- [TASK DIRECTIONS]
Read the data and repeat it in full, exactly.

- [STORED ROWS]

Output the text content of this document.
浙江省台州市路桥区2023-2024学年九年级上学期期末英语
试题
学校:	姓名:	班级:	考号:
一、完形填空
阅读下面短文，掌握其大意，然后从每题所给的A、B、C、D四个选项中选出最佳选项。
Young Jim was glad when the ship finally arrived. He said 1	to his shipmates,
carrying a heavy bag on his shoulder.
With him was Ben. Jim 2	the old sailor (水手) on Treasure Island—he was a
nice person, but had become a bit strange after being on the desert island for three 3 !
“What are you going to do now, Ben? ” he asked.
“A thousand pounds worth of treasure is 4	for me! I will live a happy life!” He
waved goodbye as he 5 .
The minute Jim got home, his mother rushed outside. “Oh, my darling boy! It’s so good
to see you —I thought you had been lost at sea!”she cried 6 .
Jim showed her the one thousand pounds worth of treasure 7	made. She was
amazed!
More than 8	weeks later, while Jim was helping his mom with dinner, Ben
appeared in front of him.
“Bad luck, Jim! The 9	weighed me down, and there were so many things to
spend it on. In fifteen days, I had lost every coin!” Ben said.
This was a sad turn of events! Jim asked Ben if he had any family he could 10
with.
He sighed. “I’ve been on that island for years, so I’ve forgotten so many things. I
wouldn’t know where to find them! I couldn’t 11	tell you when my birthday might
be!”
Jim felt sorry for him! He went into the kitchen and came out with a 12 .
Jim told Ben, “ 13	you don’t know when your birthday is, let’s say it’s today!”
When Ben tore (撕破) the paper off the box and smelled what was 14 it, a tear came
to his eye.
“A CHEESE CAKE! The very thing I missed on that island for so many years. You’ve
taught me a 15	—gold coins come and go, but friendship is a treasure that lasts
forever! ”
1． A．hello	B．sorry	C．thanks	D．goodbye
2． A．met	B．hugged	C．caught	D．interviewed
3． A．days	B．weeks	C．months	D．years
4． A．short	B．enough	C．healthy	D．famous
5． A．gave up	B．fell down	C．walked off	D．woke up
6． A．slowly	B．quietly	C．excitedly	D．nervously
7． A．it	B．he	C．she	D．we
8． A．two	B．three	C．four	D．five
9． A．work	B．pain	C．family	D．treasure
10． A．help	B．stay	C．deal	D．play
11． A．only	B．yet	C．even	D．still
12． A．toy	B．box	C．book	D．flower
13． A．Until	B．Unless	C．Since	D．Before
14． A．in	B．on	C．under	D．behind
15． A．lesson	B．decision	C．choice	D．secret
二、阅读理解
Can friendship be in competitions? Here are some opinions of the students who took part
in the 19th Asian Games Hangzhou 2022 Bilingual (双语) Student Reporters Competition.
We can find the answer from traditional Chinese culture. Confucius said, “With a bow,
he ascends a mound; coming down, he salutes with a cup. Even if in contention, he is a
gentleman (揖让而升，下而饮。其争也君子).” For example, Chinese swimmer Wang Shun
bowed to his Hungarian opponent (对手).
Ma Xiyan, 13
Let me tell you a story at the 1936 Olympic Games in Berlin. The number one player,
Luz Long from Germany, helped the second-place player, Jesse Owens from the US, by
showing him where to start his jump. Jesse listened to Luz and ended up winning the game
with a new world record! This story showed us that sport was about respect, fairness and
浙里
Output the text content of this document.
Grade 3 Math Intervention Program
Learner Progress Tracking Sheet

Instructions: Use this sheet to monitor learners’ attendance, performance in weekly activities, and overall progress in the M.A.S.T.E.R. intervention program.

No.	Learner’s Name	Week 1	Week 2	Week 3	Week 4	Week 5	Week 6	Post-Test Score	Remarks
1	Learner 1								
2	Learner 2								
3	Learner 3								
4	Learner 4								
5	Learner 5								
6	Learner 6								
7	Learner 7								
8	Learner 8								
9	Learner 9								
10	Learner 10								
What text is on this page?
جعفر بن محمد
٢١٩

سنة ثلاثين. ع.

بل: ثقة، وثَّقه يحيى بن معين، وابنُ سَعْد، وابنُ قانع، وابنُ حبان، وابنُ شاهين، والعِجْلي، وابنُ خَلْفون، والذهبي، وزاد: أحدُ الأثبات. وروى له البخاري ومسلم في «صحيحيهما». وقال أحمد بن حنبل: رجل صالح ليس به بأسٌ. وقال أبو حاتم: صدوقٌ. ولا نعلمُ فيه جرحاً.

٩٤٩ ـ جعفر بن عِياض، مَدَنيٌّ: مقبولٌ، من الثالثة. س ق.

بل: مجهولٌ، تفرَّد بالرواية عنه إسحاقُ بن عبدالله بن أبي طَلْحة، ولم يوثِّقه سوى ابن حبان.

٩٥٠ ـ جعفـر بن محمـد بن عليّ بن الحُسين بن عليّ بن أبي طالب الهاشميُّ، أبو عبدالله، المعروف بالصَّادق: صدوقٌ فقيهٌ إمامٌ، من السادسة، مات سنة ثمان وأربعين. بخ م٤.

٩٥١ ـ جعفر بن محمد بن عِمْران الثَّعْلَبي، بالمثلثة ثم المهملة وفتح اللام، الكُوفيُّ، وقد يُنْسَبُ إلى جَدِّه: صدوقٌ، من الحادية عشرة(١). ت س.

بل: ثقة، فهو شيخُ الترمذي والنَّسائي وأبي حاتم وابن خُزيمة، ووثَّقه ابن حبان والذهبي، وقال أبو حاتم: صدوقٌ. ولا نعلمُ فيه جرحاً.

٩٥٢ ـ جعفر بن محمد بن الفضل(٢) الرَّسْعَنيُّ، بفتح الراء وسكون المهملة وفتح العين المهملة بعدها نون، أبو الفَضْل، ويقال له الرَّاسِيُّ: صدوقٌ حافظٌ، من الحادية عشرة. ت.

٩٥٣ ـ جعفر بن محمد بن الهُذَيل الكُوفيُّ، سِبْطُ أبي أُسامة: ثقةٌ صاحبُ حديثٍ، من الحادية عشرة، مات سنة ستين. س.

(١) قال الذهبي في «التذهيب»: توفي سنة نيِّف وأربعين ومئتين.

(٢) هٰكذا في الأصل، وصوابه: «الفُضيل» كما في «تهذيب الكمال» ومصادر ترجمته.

- [SOLUTION TO THE EXERCISE]
Output the text content of this document.
浙江省台州市路桥区2023-2024学年九年级上学期期末英语
试题
学校:	姓名:	班级:	考号:
一、完形填空
阅读下面短文，掌握其大意，然后从每题所给的A、B、C、D四个选项中选出最佳选项。
Young Jim was glad when the ship finally arrived. He said 1	to his shipmates,
carrying a heavy bag on his shoulder.
With him was Ben. Jim 2	the old sailor (水手) on Treasure Island—he was a
nice person, but had become a bit strange after being on the desert island for three 3 !
“What are you going to do now, Ben? ” he asked.
“A thousand pounds worth of treasure is 4	for me! I will live a happy life!” He
waved goodbye as he 5 .
The minute Jim got home, his mother rushed outside. “Oh, my darling boy! It’s so good
to see you —I thought you had been lost at sea!”she cried 6 .
Jim showed her the one thousand pounds worth of treasure 7	made. She was
amazed!
More than 8	weeks later, while Jim was helping his mom with dinner, Ben
appeared in front of him.
“Bad luck, Jim! The 9	weighed me down, and there were so many things to
spend it on. In fifteen days, I had lost every coin!” Ben said.
This was a sad turn of events! Jim asked Ben if he had any family he could 10
with.
He sighed. “I’ve been on that island for years, so I’ve forgotten so many things. I
wouldn’t know where to find them! I couldn’t 11	tell you when my birthday might
be!”
Jim felt sorry for him! He went into the kitchen and came out with a 12 .
Jim told Ben, “ 13	you don’t know when your birthday is, let’s say it’s today!”
When Ben tore (撕破) the paper off the box and smelled what was 14 it, a tear came
to his eye.
“A CHEESE CAKE! The very thing I missed on that island for so many years. You’ve
taught me a 15	—gold coins come and go, but friendship is a treasure that lasts
forever! ”
1． A．hello	B．sorry	C．thanks	D．goodbye
2． A．met	B．hugged	C．caught	D．interviewed
3． A．days	B．weeks	C．months	D．years
4． A．short	B．enough	C．healthy	D．famous
5． A．gave up	B．fell down	C．walked off	D．woke up
6． A．slowly	B．quietly	C．excitedly	D．nervously
7． A．it	B．he	C．she	D．we
8． A．two	B．three	C．four	D．five
9． A．work	B．pain	C．family	D．treasure
10． A．help	B．stay	C．deal	D．play
11． A．only	B．yet	C．even	D．still
12． A．toy	B．box	C．book	D．flower
13． A．Until	B．Unless	C．Since	D．Before
14． A．in	B．on	C．under	D．behind
15． A．lesson	B．decision	C．choice	D．secret
二、阅读理解
Can friendship be in competitions? Here are some opinions of the students who took part
in the 19th Asian Games Hangzhou 2022 Bilingual (双语) Student Reporters Competition.
We can find the answer from traditional Chinese culture. Confucius said, “With a bow,
he ascends a mound; coming down, he salutes with a cup. Even if in contention, he is a
gentleman (揖让而升，下而饮。其争也君子).” For example, Chinese swimmer Wang Shun
bowed to his Hungarian opponent (对手).
Ma Xiyan, 13
Let me tell you a story at the 1936 Olympic Games in Berlin. The number one player,
Luz Long from Germany, helped the second-place player, Jesse Owens from the US, by
showing him where to start his jump. Jesse listened to Luz and ended up winning the game
with a new world record! This story showed us that sport was about respect, fairness and
浙里
Output the text content of this document.
Grade 3 Math Intervention Program
Learner Progress Tracking Sheet

Instructions: Use this sheet to monitor learners’ attendance, performance in weekly activities, and overall progress in the M.A.S.T.E.R. intervention program.

No.	Learner’s Name	Week 1	Week 2	Week 3	Week 4	Week 5	Week 6	Post-Test Score	Remarks
1	Learner 1								
2	Learner 2								
3	Learner 3								
4	Learner 4								
5	Learner 5								
6	Learner 6								
7	Learner 7								
8	Learner 8								
9	Learner 9								
10	Learner 10								
What text is on this page?
جعفر بن محمد
٢١٩

سنة ثلاثين. ع.

بل: ثقة، وثَّقه يحيى بن معين، وابنُ سَعْد، وابنُ قانع، وابنُ حبان، وابنُ شاهين، والعِجْلي، وابنُ خَلْفون، والذهبي، وزاد: أحدُ الأثبات. وروى له البخاري ومسلم في «صحيحيهما». وقال أحمد بن حنبل: رجل صالح ليس به بأسٌ. وقال أبو حاتم: صدوقٌ. ولا نعلمُ فيه جرحاً.

٩٤٩ ـ جعفر بن عِياض، مَدَنيٌّ: مقبولٌ، من الثالثة. س ق.

بل: مجهولٌ، تفرَّد بالرواية عنه إسحاقُ بن عبدالله بن أبي طَلْحة، ولم يوثِّقه سوى ابن حبان.

٩٥٠ ـ جعفـر بن محمـد بن عليّ بن الحُسين بن عليّ بن أبي طالب الهاشميُّ، أبو عبدالله، المعروف بالصَّادق: صدوقٌ فقيهٌ إمامٌ، من السادسة، مات سنة ثمان وأربعين. بخ م٤.

٩٥١ ـ جعفر بن محمد بن عِمْران الثَّعْلَبي، بالمثلثة ثم المهملة وفتح اللام، الكُوفيُّ، وقد يُنْسَبُ إلى جَدِّه: صدوقٌ، من الحادية عشرة(١). ت س.

بل: ثقة، فهو شيخُ الترمذي والنَّسائي وأبي حاتم وابن خُزيمة، ووثَّقه ابن حبان والذهبي، وقال أبو حاتم: صدوقٌ. ولا نعلمُ فيه جرحاً.

٩٥٢ ـ جعفر بن محمد بن الفضل(٢) الرَّسْعَنيُّ، بفتح الراء وسكون المهملة وفتح العين المهملة بعدها نون، أبو الفَضْل، ويقال له الرَّاسِيُّ: صدوقٌ حافظٌ، من الحادية عشرة. ت.

٩٥٣ ـ جعفر بن محمد بن الهُذَيل الكُوفيُّ، سِبْطُ أبي أُسامة: ثقةٌ صاحبُ حديثٍ، من الحادية عشرة، مات سنة ستين. س.

(١) قال الذهبي في «التذهيب»: توفي سنة نيِّف وأربعين ومئتين.

(٢) هٰكذا في الأصل، وصوابه: «الفُضيل» كما في «تهذيب الكمال» ومصادر ترجمته.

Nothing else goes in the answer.